## Aim
The entries below are to be transcribed in full, without their images.

-- Begin Data supplied --

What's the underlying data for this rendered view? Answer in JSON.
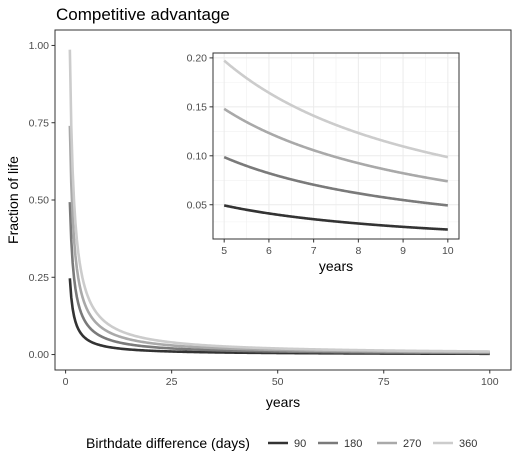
{
  "chart_data": [
    {
      "type": "line",
      "title": "Competitive advantage",
      "xlabel": "years",
      "ylabel": "Fraction of life",
      "xlim": [
        -2.5,
        105
      ],
      "ylim": [
        -0.05,
        1.05
      ],
      "x_ticks": [
        0,
        25,
        50,
        75,
        100
      ],
      "y_ticks": [
        0.0,
        0.25,
        0.5,
        0.75,
        1.0
      ],
      "x_tick_labels": [
        "0",
        "25",
        "50",
        "75",
        "100"
      ],
      "y_tick_labels": [
        "0.00",
        "0.25",
        "0.50",
        "0.75",
        "1.00"
      ],
      "x_range": [
        1,
        100
      ],
      "grid": false,
      "formula": "y = days / (365 * x)",
      "series": [
        {
          "name": "90",
          "days": 90,
          "color": "#333333"
        },
        {
          "name": "180",
          "days": 180,
          "color": "#7a7a7a"
        },
        {
          "name": "270",
          "days": 270,
          "color": "#a9a9a9"
        },
        {
          "name": "360",
          "days": 360,
          "color": "#cccccc"
        }
      ]
    },
    {
      "type": "line",
      "title": "",
      "xlabel": "years",
      "ylabel": "",
      "xlim": [
        4.75,
        10.25
      ],
      "ylim": [
        0.015,
        0.205
      ],
      "x_ticks": [
        5,
        6,
        7,
        8,
        9,
        10
      ],
      "y_ticks": [
        0.05,
        0.1,
        0.15,
        0.2
      ],
      "x_tick_labels": [
        "5",
        "6",
        "7",
        "8",
        "9",
        "10"
      ],
      "y_tick_labels": [
        "0.05",
        "0.10",
        "0.15",
        "0.20"
      ],
      "x_range": [
        5,
        10
      ],
      "grid": true,
      "formula": "y = days / (365 * x)",
      "series": [
        {
          "name": "90",
          "days": 90,
          "color": "#333333"
        },
        {
          "name": "180",
          "days": 180,
          "color": "#7a7a7a"
        },
        {
          "name": "270",
          "days": 270,
          "color": "#a9a9a9"
        },
        {
          "name": "360",
          "days": 360,
          "color": "#cccccc"
        }
      ]
    }
  ],
  "legend": {
    "title": "Birthdate difference (days)",
    "position": "bottom",
    "items": [
      {
        "label": "90",
        "color": "#333333"
      },
      {
        "label": "180",
        "color": "#7a7a7a"
      },
      {
        "label": "270",
        "color": "#a9a9a9"
      },
      {
        "label": "360",
        "color": "#cccccc"
      }
    ]
  }
}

-- End Data supplied --

## Answer to this task
What's the underlying data for this rendered view? Answer in JSON.
{
  "chart_data": [
    {
      "type": "line",
      "title": "Competitive advantage",
      "xlabel": "years",
      "ylabel": "Fraction of life",
      "xlim": [
        -2.5,
        105
      ],
      "ylim": [
        -0.05,
        1.05
      ],
      "x_ticks": [
        0,
        25,
        50,
        75,
        100
      ],
      "y_ticks": [
        0.0,
        0.25,
        0.5,
        0.75,
        1.0
      ],
      "x_tick_labels": [
        "0",
        "25",
        "50",
        "75",
        "100"
      ],
      "y_tick_labels": [
        "0.00",
        "0.25",
        "0.50",
        "0.75",
        "1.00"
      ],
      "x_range": [
        1,
        100
      ],
      "grid": false,
      "formula": "y = days / (365 * x)",
      "series": [
        {
          "name": "90",
          "days": 90,
          "color": "#333333"
        },
        {
          "name": "180",
          "days": 180,
          "color": "#7a7a7a"
        },
        {
          "name": "270",
          "days": 270,
          "color": "#a9a9a9"
        },
        {
          "name": "360",
          "days": 360,
          "color": "#cccccc"
        }
      ]
    },
    {
      "type": "line",
      "title": "",
      "xlabel": "years",
      "ylabel": "",
      "xlim": [
        4.75,
        10.25
      ],
      "ylim": [
        0.015,
        0.205
      ],
      "x_ticks": [
        5,
        6,
        7,
        8,
        9,
        10
      ],
      "y_ticks": [
        0.05,
        0.1,
        0.15,
        0.2
      ],
      "x_tick_labels": [
        "5",
        "6",
        "7",
        "8",
        "9",
        "10"
      ],
      "y_tick_labels": [
        "0.05",
        "0.10",
        "0.15",
        "0.20"
      ],
      "x_range": [
        5,
        10
      ],
      "grid": true,
      "formula": "y = days / (365 * x)",
      "series": [
        {
          "name": "90",
          "days": 90,
          "color": "#333333"
        },
        {
          "name": "180",
          "days": 180,
          "color": "#7a7a7a"
        },
        {
          "name": "270",
          "days": 270,
          "color": "#a9a9a9"
        },
        {
          "name": "360",
          "days": 360,
          "color": "#cccccc"
        }
      ]
    }
  ],
  "legend": {
    "title": "Birthdate difference (days)",
    "position": "bottom",
    "items": [
      {
        "label": "90",
        "color": "#333333"
      },
      {
        "label": "180",
        "color": "#7a7a7a"
      },
      {
        "label": "270",
        "color": "#a9a9a9"
      },
      {
        "label": "360",
        "color": "#cccccc"
      }
    ]
  }
}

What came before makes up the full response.